» Kaynak Metin:
════

İstanbul’dan yola çıkan ufak bir heyet ile, Meditex
için Kazablanka'ya indiğimizde, karşımızda bizi karşılamak için otomobiliyle ta
Tanca'dan gelen Hişam Bey’i bulduk. Hişam, Faslı bir müteahhit, 30’lu yaşlarda
ve Tanca Odası’nın yönetim kurulunda görev yapıyor. Yol boyunca uzun uzun
sohbet ettik. Hişam’ın iki kişilik güzel bir spor otomobili var. Tanca’ya kadar
yol dümdüz otoban olmasına ve benim ufak tefek tahriklerime rağmen saatte 120
km’yi hiç geçmedi. Sebebiyse, yol boyu radarın olması... Fas otobanlarının
büyük kısmını, belki de ‘otoban’ değil de ‘duble yol’ demek daha doğru bir
tarif olur, Türk inşaat firmaları yapmış. Kazablanka’dan Rabat’a giden yol
halen inşa halindeydi ve şantiyede gördüğüm kocaman MAKYOL levhası beni çok
mutlu etti.

════

» Gösterilen Veriler:
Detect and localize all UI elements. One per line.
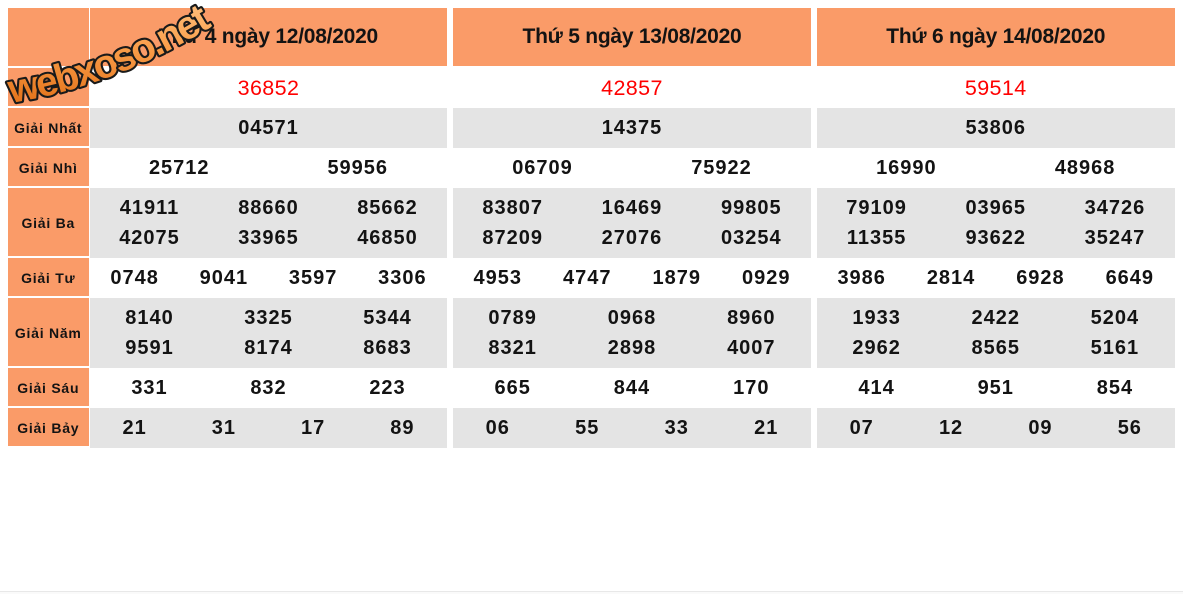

════

» Görevler:
a – Kaynak metindeki "Hişam’ın iki kişilik güzel bir spor otomobili var." cümlesini İngilizceye çevirin.
b – Kaynak metinden bir bölümü olduğu gibi çıkarın: "İstanbul’dan yola çıkan" sözlerinin geçtiği yerden başlayıp "mutlu etti." sözlerinden sonra durun.

» Alıştırma Cevapları:
a – Hisham has a nice two-seater sports car.

b –
İstanbul’dan yola çıkan ufak bir heyet ile, Meditex
için Kazablanka'ya indiğimizde, karşımızda bizi karşılamak için otomobiliyle ta
Tanca'dan gelen Hişam Bey’i bulduk. Hişam, Faslı bir müteahhit, 30’lu yaşlarda
ve Tanca Odası’nın yönetim kurulunda görev yapıyor. Yol boyunca uzun uzun
sohbet ettik. Hişam’ın iki kişilik güzel bir spor otomobili var. Tanca’ya kadar
yol dümdüz otoban olmasına ve benim ufak tefek tahriklerime rağmen saatte 120
km’yi hiç geçmedi. Sebebiyse, yol boyu radarın olması... Fas otobanlarının
büyük kısmını, belki de ‘otoban’ değil de ‘duble yol’ demek daha doğru bir
tarif olur, Türk inşaat firmaları yapmış. Kazablanka’dan Rabat’a giden yol
halen inşa halindeydi ve şantiyede gördüğüm kocaman MAKYOL levhası beni çok
mutlu etti.